AVAILABLE DATA =>
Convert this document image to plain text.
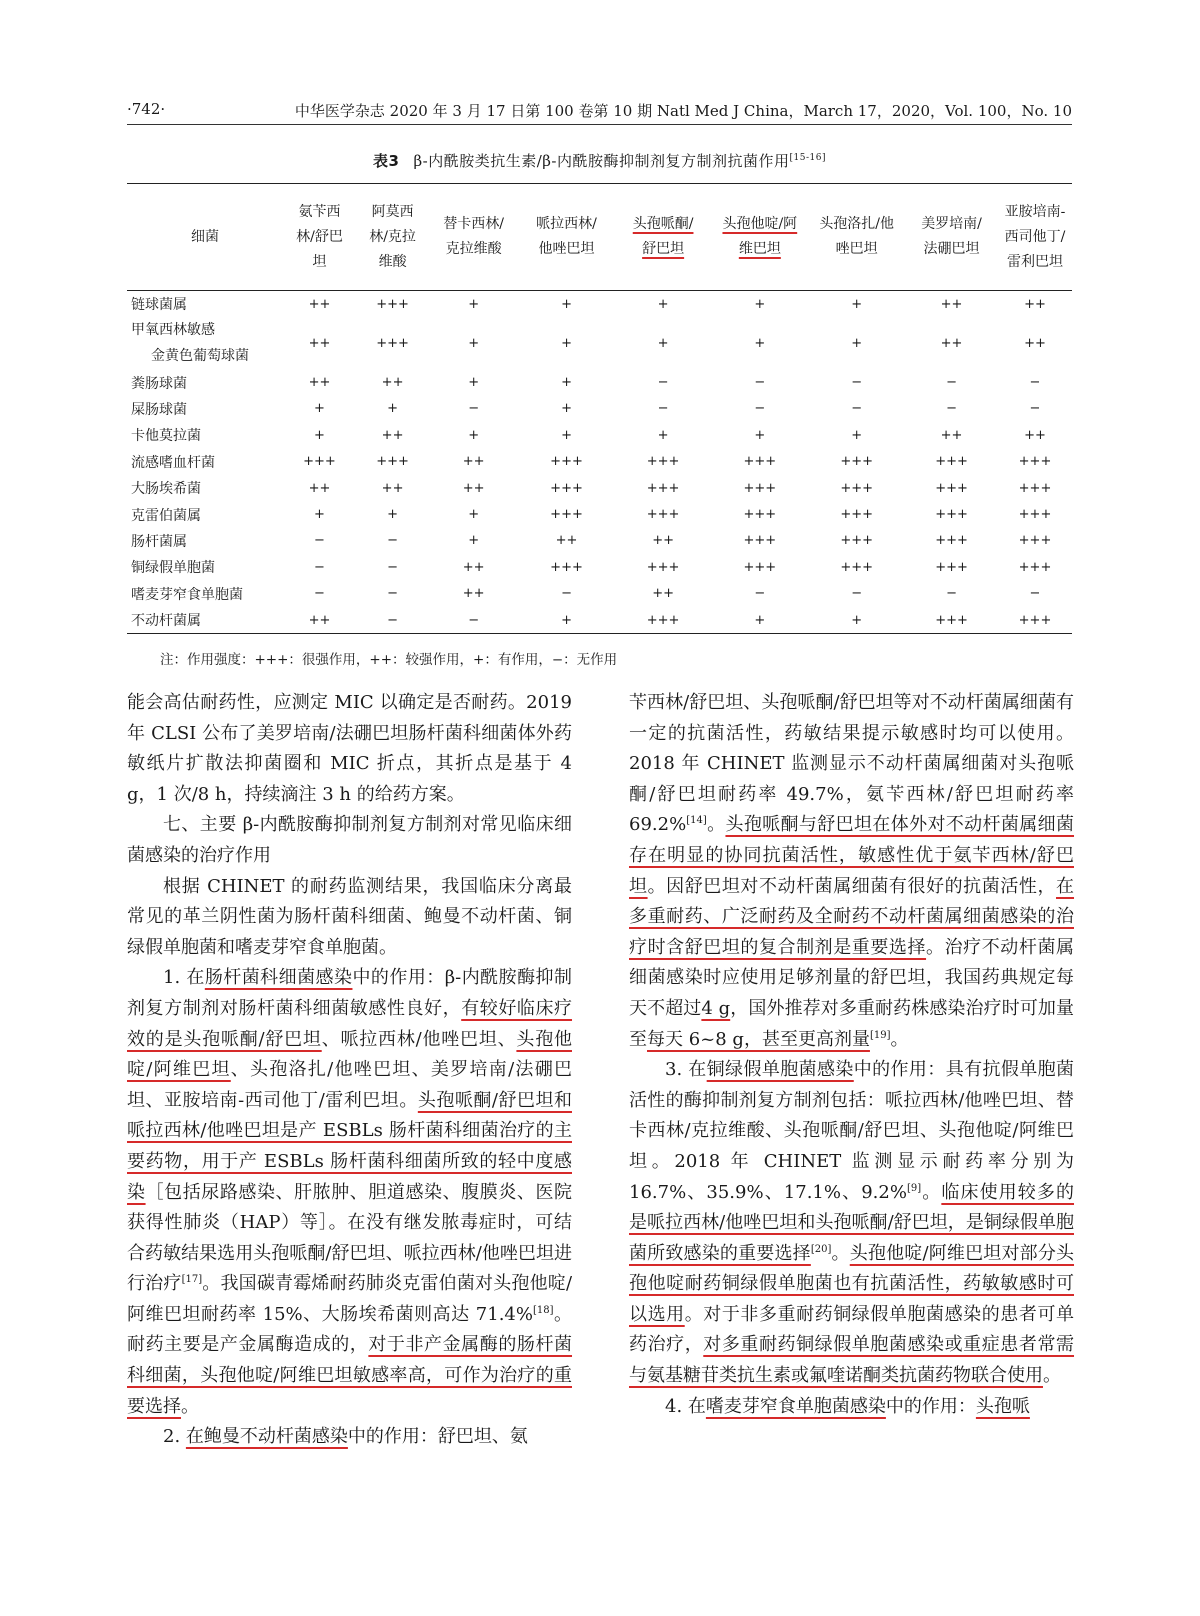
·742·	中华医学杂志 2020 年 3 月 17 日第 100 卷第 10 期 Natl Med J China，March 17，2020，Vol. 100，No. 10
表3 β-内酰胺类抗生素/β-内酰胺酶抑制剂复方制剂抗菌作用[15-16]
细菌	氨苄西林/舒巴坦	阿莫西林/克拉维酸	替卡西林/克拉维酸	哌拉西林/他唑巴坦	头孢哌酮/舒巴坦	头孢他啶/阿维巴坦	头孢洛扎/他唑巴坦	美罗培南/法硼巴坦	亚胺培南-西司他丁/雷利巴坦

链球菌属	++	+++	+	+	+	+	+	++	++

甲氧西林敏感
金黄色葡萄球菌	++	+++	+	+	+	+	+	++	++

粪肠球菌	++	++	+	+	−	−	−	−	−

屎肠球菌	+	+	−	+	−	−	−	−	−

卡他莫拉菌	+	++	+	+	+	+	+	++	++

流感嗜血杆菌	+++	+++	++	+++	+++	+++	+++	+++	+++

大肠埃希菌	++	++	++	+++	+++	+++	+++	+++	+++

克雷伯菌属	+	+	+	+++	+++	+++	+++	+++	+++

肠杆菌属	−	−	+	++	++	+++	+++	+++	+++

铜绿假单胞菌	−	−	++	+++	+++	+++	+++	+++	+++

嗜麦芽窄食单胞菌	−	−	++	−	++	−	−	−	−

不动杆菌属	++	−	−	+	+++	+	+	+++	+++
注：作用强度：+++：很强作用，++：较强作用，+：有作用，−：无作用

能会高估耐药性，应测定 MIC 以确定是否耐药。2019 年 CLSI 公布了美罗培南/法硼巴坦肠杆菌科细菌体外药敏纸片扩散法抑菌圈和 MIC 折点，其折点是基于 4 g，1 次/8 h，持续滴注 3 h 的给药方案。

七、主要 β-内酰胺酶抑制剂复方制剂对常见临床细菌感染的治疗作用

根据 CHINET 的耐药监测结果，我国临床分离最常见的革兰阴性菌为肠杆菌科细菌、鲍曼不动杆菌、铜绿假单胞菌和嗜麦芽窄食单胞菌。

1. 在肠杆菌科细菌感染中的作用：β-内酰胺酶抑制剂复方制剂对肠杆菌科细菌敏感性良好，有较好临床疗效的是头孢哌酮/舒巴坦、哌拉西林/他唑巴坦、头孢他啶/阿维巴坦、头孢洛扎/他唑巴坦、美罗培南/法硼巴坦、亚胺培南-西司他丁/雷利巴坦。头孢哌酮/舒巴坦和哌拉西林/他唑巴坦是产 ESBLs 肠杆菌科细菌治疗的主要药物，用于产 ESBLs 肠杆菌科细菌所致的轻中度感染［包括尿路感染、肝脓肿、胆道感染、腹膜炎、医院获得性肺炎（HAP）等］。在没有继发脓毒症时，可结合药敏结果选用头孢哌酮/舒巴坦、哌拉西林/他唑巴坦进行治疗[17]。我国碳青霉烯耐药肺炎克雷伯菌对头孢他啶/阿维巴坦耐药率 15%、大肠埃希菌则高达 71.4%[18]。耐药主要是产金属酶造成的，对于非产金属酶的肠杆菌科细菌，头孢他啶/阿维巴坦敏感率高，可作为治疗的重要选择。

2. 在鲍曼不动杆菌感染中的作用：舒巴坦、氨

苄西林/舒巴坦、头孢哌酮/舒巴坦等对不动杆菌属细菌有一定的抗菌活性，药敏结果提示敏感时均可以使用。2018 年 CHINET 监测显示不动杆菌属细菌对头孢哌酮/舒巴坦耐药率 49.7%，氨苄西林/舒巴坦耐药率 69.2%[14]。头孢哌酮与舒巴坦在体外对不动杆菌属细菌存在明显的协同抗菌活性，敏感性优于氨苄西林/舒巴坦。因舒巴坦对不动杆菌属细菌有很好的抗菌活性，在多重耐药、广泛耐药及全耐药不动杆菌属细菌感染的治疗时含舒巴坦的复合制剂是重要选择。治疗不动杆菌属细菌感染时应使用足够剂量的舒巴坦，我国药典规定每天不超过4 g，国外推荐对多重耐药株感染治疗时可加量至每天 6~8 g，甚至更高剂量[19]。

3. 在铜绿假单胞菌感染中的作用：具有抗假单胞菌活性的酶抑制剂复方制剂包括：哌拉西林/他唑巴坦、替卡西林/克拉维酸、头孢哌酮/舒巴坦、头孢他啶/阿维巴坦。2018 年 CHINET 监测显示耐药率分别为 16.7%、35.9%、17.1%、9.2%[9]。临床使用较多的是哌拉西林/他唑巴坦和头孢哌酮/舒巴坦，是铜绿假单胞菌所致感染的重要选择[20]。头孢他啶/阿维巴坦对部分头孢他啶耐药铜绿假单胞菌也有抗菌活性，药敏敏感时可以选用。对于非多重耐药铜绿假单胞菌感染的患者可单药治疗，对多重耐药铜绿假单胞菌感染或重症患者常需与氨基糖苷类抗生素或氟喹诺酮类抗菌药物联合使用。

4. 在嗜麦芽窄食单胞菌感染中的作用：头孢哌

DO THIS => Say how many lines of the listing above contain "阿维巴坦", with no other words.

ANSWER FOR THE TASK => 3